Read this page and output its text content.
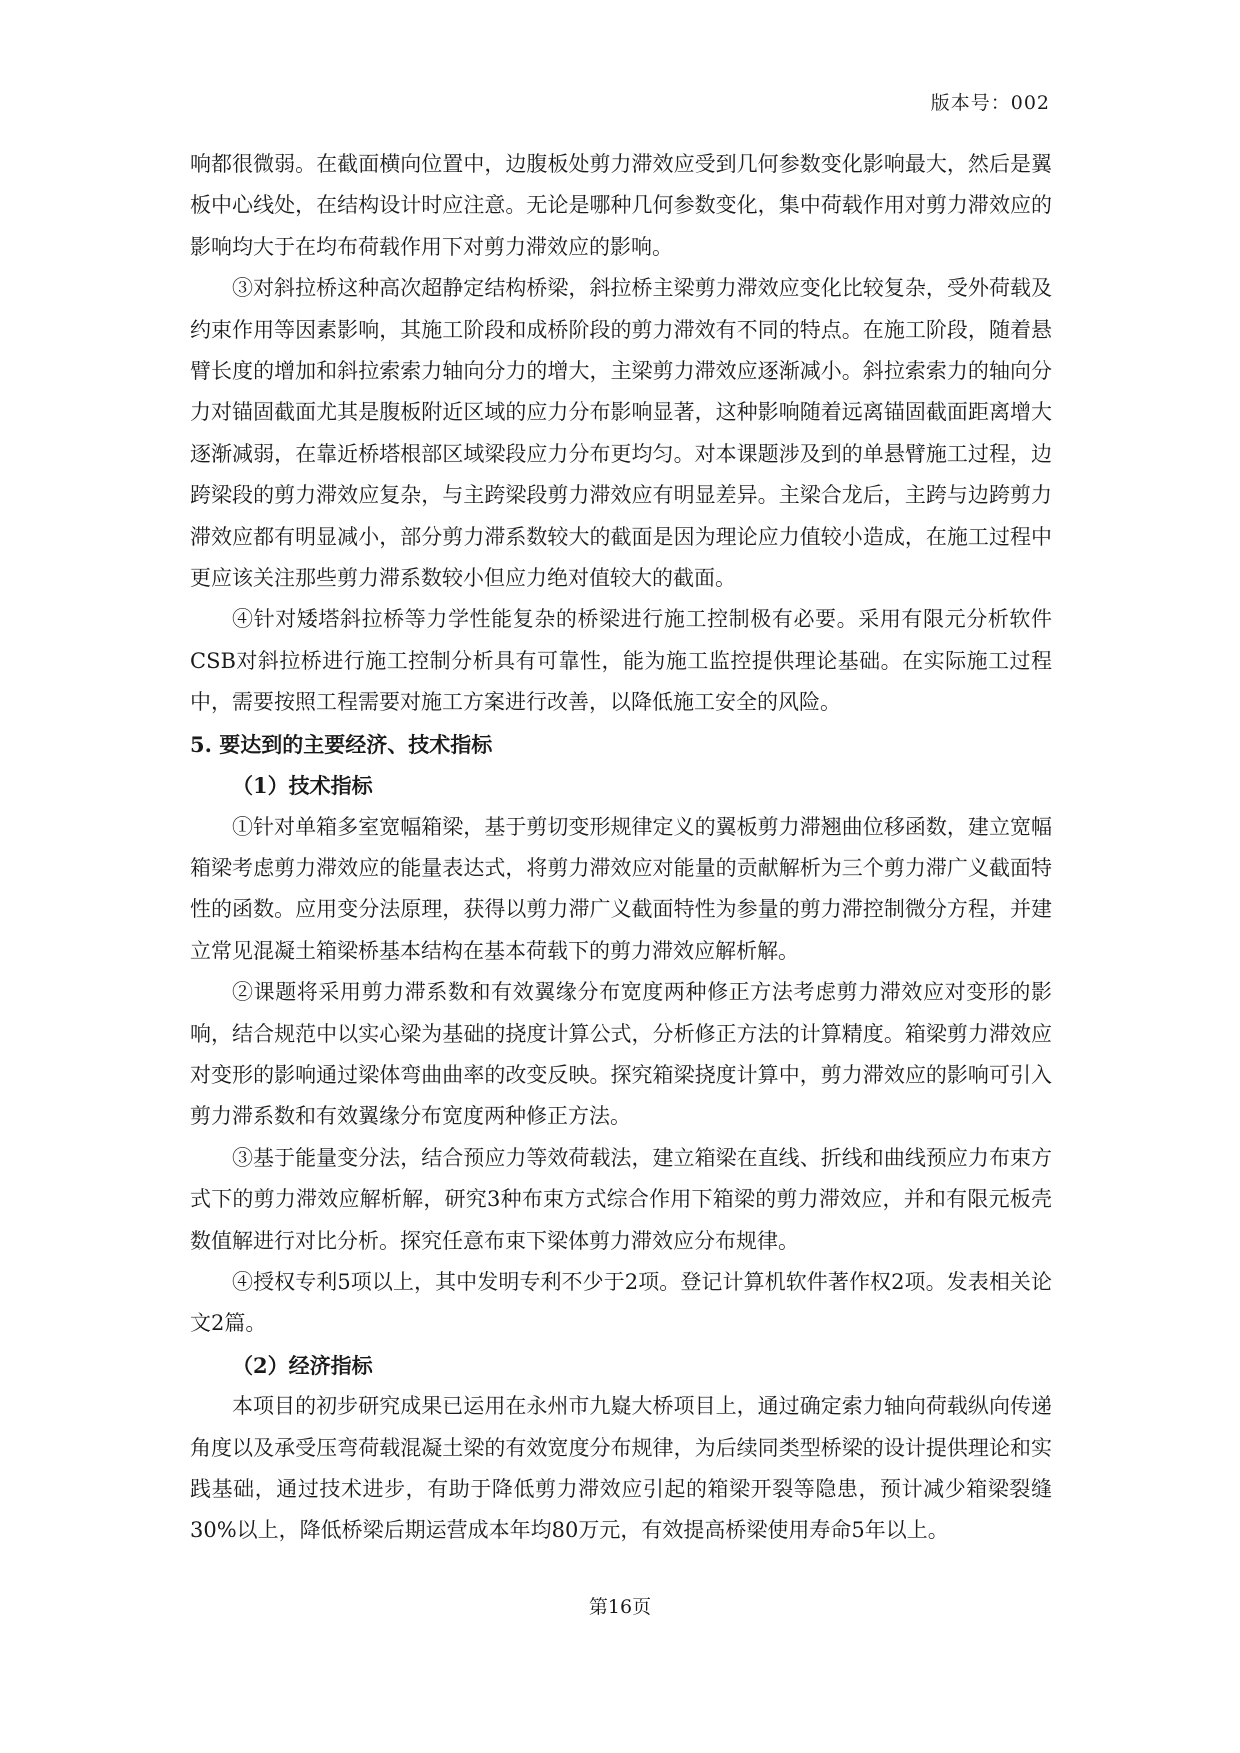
版本号：002

响都很微弱。在截面横向位置中，边腹板处剪力滞效应受到几何参数变化影响最大，然后是翼板中心线处，在结构设计时应注意。无论是哪种几何参数变化，集中荷载作用对剪力滞效应的影响均大于在均布荷载作用下对剪力滞效应的影响。

③对斜拉桥这种高次超静定结构桥梁，斜拉桥主梁剪力滞效应变化比较复杂，受外荷载及约束作用等因素影响，其施工阶段和成桥阶段的剪力滞效有不同的特点。在施工阶段，随着悬臂长度的增加和斜拉索索力轴向分力的增大，主梁剪力滞效应逐渐减小。斜拉索索力的轴向分力对锚固截面尤其是腹板附近区域的应力分布影响显著，这种影响随着远离锚固截面距离增大逐渐减弱，在靠近桥塔根部区域梁段应力分布更均匀。对本课题涉及到的单悬臂施工过程，边跨梁段的剪力滞效应复杂，与主跨梁段剪力滞效应有明显差异。主梁合龙后，主跨与边跨剪力滞效应都有明显减小，部分剪力滞系数较大的截面是因为理论应力值较小造成，在施工过程中更应该关注那些剪力滞系数较小但应力绝对值较大的截面。

④针对矮塔斜拉桥等力学性能复杂的桥梁进行施工控制极有必要。采用有限元分析软件CSB对斜拉桥进行施工控制分析具有可靠性，能为施工监控提供理论基础。在实际施工过程中，需要按照工程需要对施工方案进行改善，以降低施工安全的风险。

5. 要达到的主要经济、技术指标
（1）技术指标

①针对单箱多室宽幅箱梁，基于剪切变形规律定义的翼板剪力滞翘曲位移函数，建立宽幅箱梁考虑剪力滞效应的能量表达式，将剪力滞效应对能量的贡献解析为三个剪力滞广义截面特性的函数。应用变分法原理，获得以剪力滞广义截面特性为参量的剪力滞控制微分方程，并建立常见混凝土箱梁桥基本结构在基本荷载下的剪力滞效应解析解。

②课题将采用剪力滞系数和有效翼缘分布宽度两种修正方法考虑剪力滞效应对变形的影响，结合规范中以实心梁为基础的挠度计算公式，分析修正方法的计算精度。箱梁剪力滞效应对变形的影响通过梁体弯曲曲率的改变反映。探究箱梁挠度计算中，剪力滞效应的影响可引入剪力滞系数和有效翼缘分布宽度两种修正方法。

③基于能量变分法，结合预应力等效荷载法，建立箱梁在直线、折线和曲线预应力布束方式下的剪力滞效应解析解，研究3种布束方式综合作用下箱梁的剪力滞效应，并和有限元板壳数值解进行对比分析。探究任意布束下梁体剪力滞效应分布规律。

④授权专利5项以上，其中发明专利不少于2项。登记计算机软件著作权2项。发表相关论文2篇。

（2）经济指标

本项目的初步研究成果已运用在永州市九嶷大桥项目上，通过确定索力轴向荷载纵向传递角度以及承受压弯荷载混凝土梁的有效宽度分布规律，为后续同类型桥梁的设计提供理论和实践基础，通过技术进步，有助于降低剪力滞效应引起的箱梁开裂等隐患，预计减少箱梁裂缝30%以上，降低桥梁后期运营成本年均80万元，有效提高桥梁使用寿命5年以上。

第16页
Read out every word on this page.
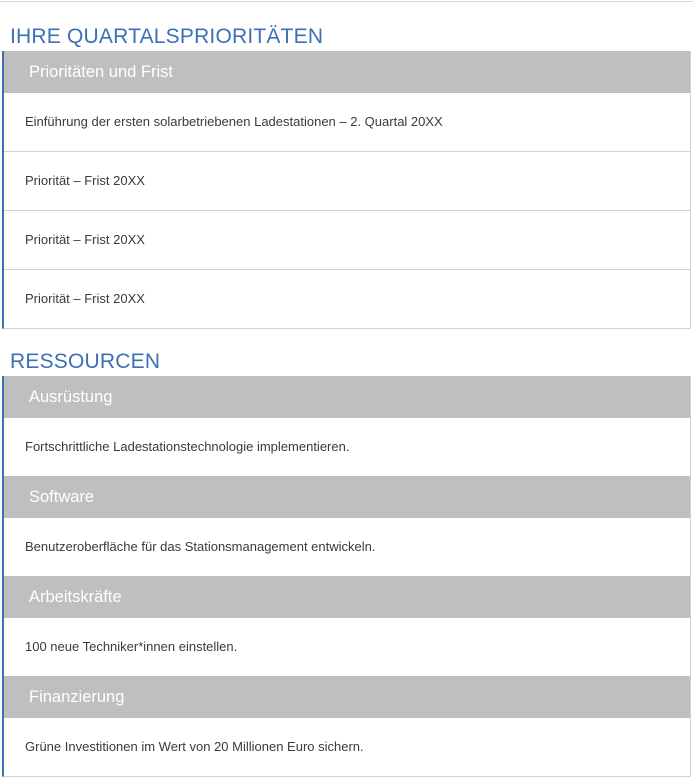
IHRE QUARTALSPRIORITÄTEN
Prioritäten und Frist
Einführung der ersten solarbetriebenen Ladestationen – 2. Quartal 20XX
Priorität – Frist 20XX
Priorität – Frist 20XX
Priorität – Frist 20XX
RESSOURCEN
Ausrüstung
Fortschrittliche Ladestationstechnologie implementieren.
Software
Benutzeroberfläche für das Stationsmanagement entwickeln.
Arbeitskräfte
100 neue Techniker*innen einstellen.
Finanzierung
Grüne Investitionen im Wert von 20 Millionen Euro sichern.
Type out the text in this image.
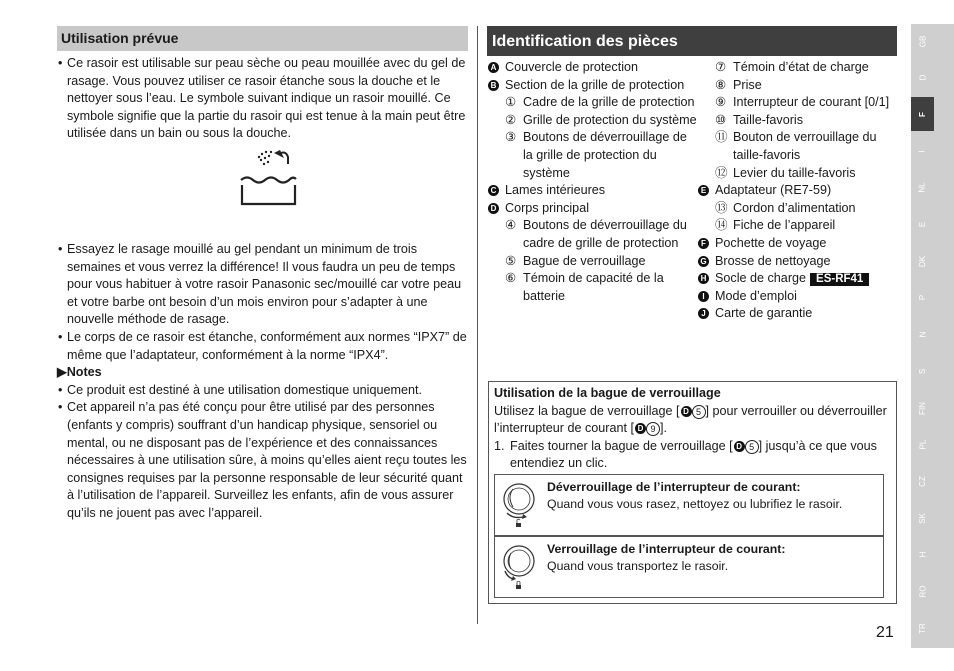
Utilisation prévue
• Ce rasoir est utilisable sur peau sèche ou peau mouillée avec du gel de rasage. Vous pouvez utiliser ce rasoir étanche sous la douche et le nettoyer sous l’eau. Le symbole suivant indique un rasoir mouillé. Ce symbole signifie que la partie du rasoir qui est tenue à la main peut être utilisée dans un bain ou sous la douche.
• Essayez le rasage mouillé au gel pendant un minimum de trois semaines et vous verrez la différence! Il vous faudra un peu de temps pour vous habituer à votre rasoir Panasonic sec/mouillé car votre peau et votre barbe ont besoin d’un mois environ pour s’adapter à une nouvelle méthode de rasage.
• Le corps de ce rasoir est étanche, conformément aux normes “IPX7” de même que l’adaptateur, conformément à la norme “IPX4”.
▶Notes
• Ce produit est destiné à une utilisation domestique uniquement.
• Cet appareil n’a pas été conçu pour être utilisé par des personnes (enfants y compris) souffrant d’un handicap physique, sensoriel ou mental, ou ne disposant pas de l’expérience et des connaissances nécessaires à une utilisation sûre, à moins qu’elles aient reçu toutes les consignes requises par la personne responsable de leur sécurité quant à l’utilisation de l’appareil. Surveillez les enfants, afin de vous assurer qu’ils ne jouent pas avec l’appareil.
Identification des pièces
A Couvercle de protection
B Section de la grille de protection
① Cadre de la grille de protection
② Grille de protection du système
③ Boutons de déverrouillage de la grille de protection du système
C Lames intérieures
D Corps principal
④ Boutons de déverrouillage du cadre de grille de protection
⑤ Bague de verrouillage
⑥ Témoin de capacité de la batterie
⑦ Témoin d’état de charge
⑧ Prise
⑨ Interrupteur de courant [0/1]
⑩ Taille-favoris
⑪ Bouton de verrouillage du taille-favoris
⑫ Levier du taille-favoris
E Adaptateur (RE7-59)
⑬ Cordon d’alimentation
⑭ Fiche de l’appareil
F Pochette de voyage
G Brosse de nettoyage
H Socle de charge ES-RF41
I Mode d’emploi
J Carte de garantie
Utilisation de la bague de verrouillage
Utilisez la bague de verrouillage [ D 5 ] pour verrouiller ou déverrouiller l’interrupteur de courant [ D 9 ].
1. Faites tourner la bague de verrouillage [ D 5 ] jusqu’à ce que vous entendiez un clic.
Déverrouillage de l’interrupteur de courant:
Quand vous vous rasez, nettoyez ou lubrifiez le rasoir.
Verrouillage de l’interrupteur de courant:
Quand vous transportez le rasoir.
21
GB
D
F
I
NL
E
DK
P
N
S
FIN
PL
CZ
SK
H
RO
TR
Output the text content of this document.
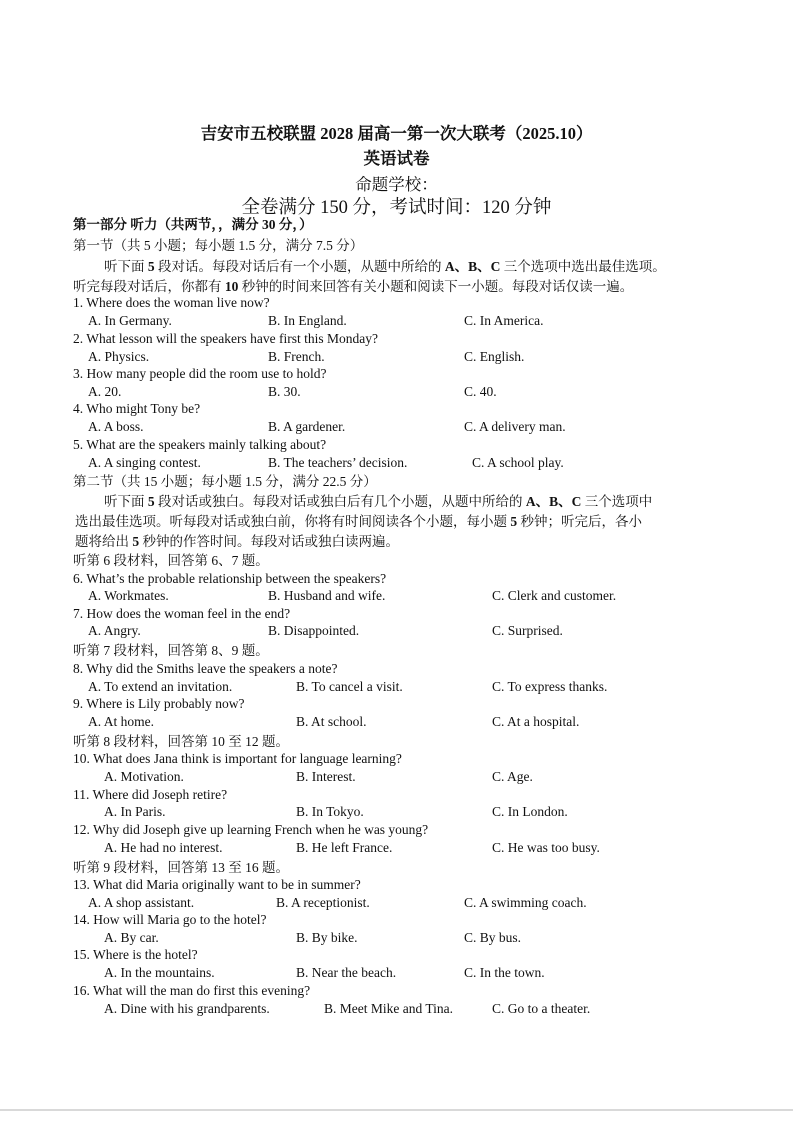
吉安市五校联盟 2028 届高一第一次大联考（2025.10）
英语试卷
命题学校：
全卷满分 150 分，考试时间：120 分钟
第一部分 听力（共两节，，满分 30 分，）
第一节（共 5 小题；每小题 1.5 分，满分 7.5 分）
听下面 5 段对话。每段对话后有一个小题，从题中所给的 A、B、C 三个选项中选出最佳选项。
听完每段对话后，你都有 10 秒钟的时间来回答有关小题和阅读下一小题。每段对话仅读一遍。
1. Where does the woman live now?
A. In Germany.	B. In England.	C. In America.
2. What lesson will the speakers have first this Monday?
A. Physics.	B. French.	C. English.
3. How many people did the room use to hold?
A. 20.	B. 30.	C. 40.
4. Who might Tony be?
A. A boss.	B. A gardener.	C. A delivery man.
5. What are the speakers mainly talking about?
A. A singing contest.	B. The teachers’ decision.	C. A school play.
第二节（共 15 小题；每小题 1.5 分，满分 22.5 分）
听下面 5 段对话或独白。每段对话或独白后有几个小题，从题中所给的 A、B、C 三个选项中
选出最佳选项。听每段对话或独白前，你将有时间阅读各个小题，每小题 5 秒钟；听完后，各小
题将给出 5 秒钟的作答时间。每段对话或独白读两遍。
听第 6 段材料，回答第 6、7 题。
6. What’s the probable relationship between the speakers?
A. Workmates.	B. Husband and wife.	C. Clerk and customer.
7. How does the woman feel in the end?
A. Angry.	B. Disappointed.	C. Surprised.
听第 7 段材料，回答第 8、9 题。
8. Why did the Smiths leave the speakers a note?
A. To extend an invitation.	B. To cancel a visit.	C. To express thanks.
9. Where is Lily probably now?
A. At home.	B. At school.	C. At a hospital.
听第 8 段材料，回答第 10 至 12 题。
10. What does Jana think is important for language learning?
A. Motivation.	B. Interest.	C. Age.
11. Where did Joseph retire?
A. In Paris.	B. In Tokyo.	C. In London.
12. Why did Joseph give up learning French when he was young?
A. He had no interest.	B. He left France.	C. He was too busy.
听第 9 段材料，回答第 13 至 16 题。
13. What did Maria originally want to be in summer?
A. A shop assistant.	B. A receptionist.	C. A swimming coach.
14. How will Maria go to the hotel?
A. By car.	B. By bike.	C. By bus.
15. Where is the hotel?
A. In the mountains.	B. Near the beach.	C. In the town.
16. What will the man do first this evening?
A. Dine with his grandparents.	B. Meet Mike and Tina.	C. Go to a theater.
◆ ◆ ◆ ◆ ◆
◆ **EXERCISE DIRECTIONS**:
Tally the lines of the listing above that include the word "étanche". Answer with the number alone.

◆ **SOLUTION TO THIS TASK**:
2